WHAT IS EXPECTED: Scan each line of the records for the word "Martin" and extract the ones that have it.

DATA EXCERPTS:
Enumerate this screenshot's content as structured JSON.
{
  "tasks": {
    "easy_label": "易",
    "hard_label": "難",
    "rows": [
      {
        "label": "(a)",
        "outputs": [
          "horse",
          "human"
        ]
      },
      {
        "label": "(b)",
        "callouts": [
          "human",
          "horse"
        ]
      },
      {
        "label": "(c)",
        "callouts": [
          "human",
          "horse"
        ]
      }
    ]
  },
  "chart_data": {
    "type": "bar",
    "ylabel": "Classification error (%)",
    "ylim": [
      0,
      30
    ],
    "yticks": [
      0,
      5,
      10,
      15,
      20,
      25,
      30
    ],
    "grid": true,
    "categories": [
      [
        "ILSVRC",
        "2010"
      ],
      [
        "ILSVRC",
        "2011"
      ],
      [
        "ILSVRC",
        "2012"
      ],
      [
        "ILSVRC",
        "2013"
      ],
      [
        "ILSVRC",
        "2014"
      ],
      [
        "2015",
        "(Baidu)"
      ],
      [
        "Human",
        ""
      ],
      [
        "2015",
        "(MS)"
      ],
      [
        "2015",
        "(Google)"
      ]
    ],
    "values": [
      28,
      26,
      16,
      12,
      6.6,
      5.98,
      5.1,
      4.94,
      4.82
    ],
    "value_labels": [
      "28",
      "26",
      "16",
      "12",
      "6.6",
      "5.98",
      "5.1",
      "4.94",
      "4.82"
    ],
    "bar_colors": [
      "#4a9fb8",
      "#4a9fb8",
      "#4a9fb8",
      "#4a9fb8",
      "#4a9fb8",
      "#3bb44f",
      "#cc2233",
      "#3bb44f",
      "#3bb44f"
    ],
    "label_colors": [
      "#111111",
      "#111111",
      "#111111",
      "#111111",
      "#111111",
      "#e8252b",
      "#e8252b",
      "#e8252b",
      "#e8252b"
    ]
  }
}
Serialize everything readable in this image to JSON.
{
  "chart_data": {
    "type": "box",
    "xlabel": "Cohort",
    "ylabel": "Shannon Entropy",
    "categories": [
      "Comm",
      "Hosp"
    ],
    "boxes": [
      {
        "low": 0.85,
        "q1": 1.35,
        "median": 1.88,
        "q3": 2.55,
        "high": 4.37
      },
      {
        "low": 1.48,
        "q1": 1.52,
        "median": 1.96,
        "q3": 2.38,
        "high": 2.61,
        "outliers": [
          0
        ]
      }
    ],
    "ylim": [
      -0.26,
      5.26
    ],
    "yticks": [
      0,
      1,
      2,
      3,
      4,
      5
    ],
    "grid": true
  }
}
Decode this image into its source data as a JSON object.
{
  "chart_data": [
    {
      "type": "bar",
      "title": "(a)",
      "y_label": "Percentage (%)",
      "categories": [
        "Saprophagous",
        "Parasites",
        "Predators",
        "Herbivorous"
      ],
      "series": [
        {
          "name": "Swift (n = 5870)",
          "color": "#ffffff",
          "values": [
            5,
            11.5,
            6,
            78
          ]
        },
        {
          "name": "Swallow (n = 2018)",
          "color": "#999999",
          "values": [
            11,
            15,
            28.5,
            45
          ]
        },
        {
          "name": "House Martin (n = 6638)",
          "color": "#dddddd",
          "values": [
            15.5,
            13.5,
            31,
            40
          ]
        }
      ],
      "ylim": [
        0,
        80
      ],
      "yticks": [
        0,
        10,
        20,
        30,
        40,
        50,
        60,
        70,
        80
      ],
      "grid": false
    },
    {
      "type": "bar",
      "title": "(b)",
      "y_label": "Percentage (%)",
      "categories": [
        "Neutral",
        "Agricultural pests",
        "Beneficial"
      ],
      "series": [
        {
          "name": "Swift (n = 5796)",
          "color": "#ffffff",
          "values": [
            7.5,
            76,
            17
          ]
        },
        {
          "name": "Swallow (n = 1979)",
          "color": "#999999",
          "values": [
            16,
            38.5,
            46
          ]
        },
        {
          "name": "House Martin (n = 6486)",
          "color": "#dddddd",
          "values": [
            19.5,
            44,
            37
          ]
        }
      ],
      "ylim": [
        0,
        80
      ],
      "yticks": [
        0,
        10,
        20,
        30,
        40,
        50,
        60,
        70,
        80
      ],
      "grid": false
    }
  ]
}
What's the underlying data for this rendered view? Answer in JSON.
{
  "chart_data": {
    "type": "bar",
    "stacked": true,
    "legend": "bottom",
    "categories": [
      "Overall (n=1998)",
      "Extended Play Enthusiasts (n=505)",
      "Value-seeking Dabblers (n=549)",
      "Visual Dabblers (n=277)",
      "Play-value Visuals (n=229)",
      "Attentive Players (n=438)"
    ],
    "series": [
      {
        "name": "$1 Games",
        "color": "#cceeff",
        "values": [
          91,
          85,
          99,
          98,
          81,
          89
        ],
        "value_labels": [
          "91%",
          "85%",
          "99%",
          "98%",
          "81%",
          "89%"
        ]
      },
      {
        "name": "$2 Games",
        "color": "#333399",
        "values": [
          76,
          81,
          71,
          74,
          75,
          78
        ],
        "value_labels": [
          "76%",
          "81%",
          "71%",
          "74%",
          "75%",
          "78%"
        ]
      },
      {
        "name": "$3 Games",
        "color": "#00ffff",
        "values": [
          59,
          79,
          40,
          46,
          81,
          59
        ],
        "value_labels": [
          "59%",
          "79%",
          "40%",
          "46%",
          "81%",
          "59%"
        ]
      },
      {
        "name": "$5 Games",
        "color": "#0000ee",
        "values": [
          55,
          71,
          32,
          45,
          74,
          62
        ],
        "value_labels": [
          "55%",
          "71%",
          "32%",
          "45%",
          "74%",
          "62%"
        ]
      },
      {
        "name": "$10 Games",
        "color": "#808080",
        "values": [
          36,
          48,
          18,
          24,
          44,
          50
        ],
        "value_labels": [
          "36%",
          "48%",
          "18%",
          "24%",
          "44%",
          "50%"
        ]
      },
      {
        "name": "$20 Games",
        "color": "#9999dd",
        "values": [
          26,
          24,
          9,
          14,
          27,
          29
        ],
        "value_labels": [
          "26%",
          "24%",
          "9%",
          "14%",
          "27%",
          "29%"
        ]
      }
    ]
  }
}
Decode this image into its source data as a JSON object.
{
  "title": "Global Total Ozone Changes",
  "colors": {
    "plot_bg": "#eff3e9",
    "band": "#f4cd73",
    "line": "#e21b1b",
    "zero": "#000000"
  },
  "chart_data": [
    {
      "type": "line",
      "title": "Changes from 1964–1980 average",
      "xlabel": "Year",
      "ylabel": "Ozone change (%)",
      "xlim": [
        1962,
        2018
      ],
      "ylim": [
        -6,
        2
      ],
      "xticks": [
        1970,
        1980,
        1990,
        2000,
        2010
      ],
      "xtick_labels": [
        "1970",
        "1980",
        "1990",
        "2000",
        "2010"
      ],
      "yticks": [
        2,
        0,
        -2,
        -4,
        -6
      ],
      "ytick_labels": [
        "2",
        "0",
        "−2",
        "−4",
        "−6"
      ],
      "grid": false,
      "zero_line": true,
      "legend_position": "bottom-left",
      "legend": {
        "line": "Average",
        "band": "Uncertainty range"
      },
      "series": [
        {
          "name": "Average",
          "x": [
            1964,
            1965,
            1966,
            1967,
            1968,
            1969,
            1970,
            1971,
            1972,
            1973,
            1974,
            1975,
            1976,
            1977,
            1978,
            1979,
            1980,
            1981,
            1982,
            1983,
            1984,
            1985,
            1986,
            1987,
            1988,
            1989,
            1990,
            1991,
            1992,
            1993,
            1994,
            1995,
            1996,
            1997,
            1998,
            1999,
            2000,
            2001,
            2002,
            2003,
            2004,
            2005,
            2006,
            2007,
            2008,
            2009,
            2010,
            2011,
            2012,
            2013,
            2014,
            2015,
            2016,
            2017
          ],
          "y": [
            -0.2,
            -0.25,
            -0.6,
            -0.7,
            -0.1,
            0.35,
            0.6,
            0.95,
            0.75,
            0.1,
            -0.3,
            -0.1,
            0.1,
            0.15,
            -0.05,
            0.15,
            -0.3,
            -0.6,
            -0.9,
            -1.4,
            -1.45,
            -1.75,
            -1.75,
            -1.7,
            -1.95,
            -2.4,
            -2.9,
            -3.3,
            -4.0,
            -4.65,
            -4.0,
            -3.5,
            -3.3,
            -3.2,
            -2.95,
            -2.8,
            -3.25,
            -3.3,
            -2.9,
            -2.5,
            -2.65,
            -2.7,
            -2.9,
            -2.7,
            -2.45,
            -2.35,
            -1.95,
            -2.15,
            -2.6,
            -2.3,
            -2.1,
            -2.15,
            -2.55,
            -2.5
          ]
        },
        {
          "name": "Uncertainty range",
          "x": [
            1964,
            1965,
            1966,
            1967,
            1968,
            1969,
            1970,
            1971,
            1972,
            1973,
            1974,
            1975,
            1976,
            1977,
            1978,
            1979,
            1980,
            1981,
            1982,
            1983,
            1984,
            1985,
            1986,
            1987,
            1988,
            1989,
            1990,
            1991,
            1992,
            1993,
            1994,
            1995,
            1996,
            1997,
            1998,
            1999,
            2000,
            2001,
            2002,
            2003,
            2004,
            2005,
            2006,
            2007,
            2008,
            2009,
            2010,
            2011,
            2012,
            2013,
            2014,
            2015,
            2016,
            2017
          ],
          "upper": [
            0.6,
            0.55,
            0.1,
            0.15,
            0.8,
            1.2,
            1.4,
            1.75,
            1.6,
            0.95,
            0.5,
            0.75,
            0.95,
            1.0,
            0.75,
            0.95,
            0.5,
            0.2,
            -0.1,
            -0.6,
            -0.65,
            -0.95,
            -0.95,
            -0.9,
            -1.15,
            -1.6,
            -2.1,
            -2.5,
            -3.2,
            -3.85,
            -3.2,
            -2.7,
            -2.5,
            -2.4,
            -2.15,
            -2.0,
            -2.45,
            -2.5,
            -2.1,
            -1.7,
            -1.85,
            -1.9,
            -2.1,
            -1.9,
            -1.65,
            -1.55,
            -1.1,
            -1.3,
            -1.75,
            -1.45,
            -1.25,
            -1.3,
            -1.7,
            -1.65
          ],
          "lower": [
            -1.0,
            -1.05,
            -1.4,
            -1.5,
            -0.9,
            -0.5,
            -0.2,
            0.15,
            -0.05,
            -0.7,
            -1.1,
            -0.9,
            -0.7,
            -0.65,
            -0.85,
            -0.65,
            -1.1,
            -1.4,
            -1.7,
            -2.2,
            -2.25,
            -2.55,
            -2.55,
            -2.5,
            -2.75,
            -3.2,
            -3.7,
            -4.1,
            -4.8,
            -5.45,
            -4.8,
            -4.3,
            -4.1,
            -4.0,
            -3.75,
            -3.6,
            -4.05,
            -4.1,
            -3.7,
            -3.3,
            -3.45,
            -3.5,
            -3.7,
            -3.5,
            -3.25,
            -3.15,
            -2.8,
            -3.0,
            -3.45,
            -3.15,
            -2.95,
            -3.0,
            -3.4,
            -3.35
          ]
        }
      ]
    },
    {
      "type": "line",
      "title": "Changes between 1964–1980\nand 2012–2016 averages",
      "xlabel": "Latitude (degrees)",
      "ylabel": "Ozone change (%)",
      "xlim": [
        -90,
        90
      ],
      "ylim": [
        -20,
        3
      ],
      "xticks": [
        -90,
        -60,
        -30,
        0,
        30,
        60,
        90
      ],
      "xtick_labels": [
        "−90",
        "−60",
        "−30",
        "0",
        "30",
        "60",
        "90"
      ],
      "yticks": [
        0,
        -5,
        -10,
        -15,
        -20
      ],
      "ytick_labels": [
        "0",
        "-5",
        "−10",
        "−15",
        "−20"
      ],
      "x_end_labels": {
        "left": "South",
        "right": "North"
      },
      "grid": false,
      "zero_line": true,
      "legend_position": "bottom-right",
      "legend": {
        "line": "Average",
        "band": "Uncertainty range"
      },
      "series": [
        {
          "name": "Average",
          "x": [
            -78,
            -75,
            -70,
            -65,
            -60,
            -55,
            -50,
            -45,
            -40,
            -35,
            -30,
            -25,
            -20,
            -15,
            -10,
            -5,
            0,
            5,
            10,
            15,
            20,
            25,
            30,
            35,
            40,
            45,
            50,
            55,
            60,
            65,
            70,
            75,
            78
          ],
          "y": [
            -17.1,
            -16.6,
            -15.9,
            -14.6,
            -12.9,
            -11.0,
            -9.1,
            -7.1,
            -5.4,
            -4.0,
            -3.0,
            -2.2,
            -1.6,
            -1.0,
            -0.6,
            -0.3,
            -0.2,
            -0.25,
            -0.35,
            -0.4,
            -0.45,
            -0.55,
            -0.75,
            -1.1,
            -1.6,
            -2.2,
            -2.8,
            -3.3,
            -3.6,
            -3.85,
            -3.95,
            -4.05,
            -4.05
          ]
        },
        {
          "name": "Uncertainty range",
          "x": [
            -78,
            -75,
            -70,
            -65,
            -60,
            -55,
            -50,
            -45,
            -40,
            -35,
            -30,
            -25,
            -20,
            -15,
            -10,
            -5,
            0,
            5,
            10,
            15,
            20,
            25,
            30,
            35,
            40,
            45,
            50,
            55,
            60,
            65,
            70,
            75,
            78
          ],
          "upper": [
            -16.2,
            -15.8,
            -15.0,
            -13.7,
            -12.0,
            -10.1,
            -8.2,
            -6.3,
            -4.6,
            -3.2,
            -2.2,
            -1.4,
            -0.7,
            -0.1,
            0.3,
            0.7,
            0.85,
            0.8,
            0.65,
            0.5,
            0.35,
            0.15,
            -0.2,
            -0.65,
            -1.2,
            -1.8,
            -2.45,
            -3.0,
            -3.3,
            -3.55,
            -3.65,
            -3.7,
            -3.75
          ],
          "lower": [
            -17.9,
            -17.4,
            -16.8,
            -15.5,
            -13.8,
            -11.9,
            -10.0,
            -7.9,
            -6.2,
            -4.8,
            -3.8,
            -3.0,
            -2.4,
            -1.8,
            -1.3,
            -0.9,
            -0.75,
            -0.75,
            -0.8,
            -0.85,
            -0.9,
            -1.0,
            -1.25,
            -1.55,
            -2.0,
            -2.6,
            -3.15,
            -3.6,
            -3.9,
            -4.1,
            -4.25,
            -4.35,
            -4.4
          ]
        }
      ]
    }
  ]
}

OUTPUT FOR THIS TASK:
          "name": "House Martin (n = 6638)",
          "name": "House Martin (n = 6486)",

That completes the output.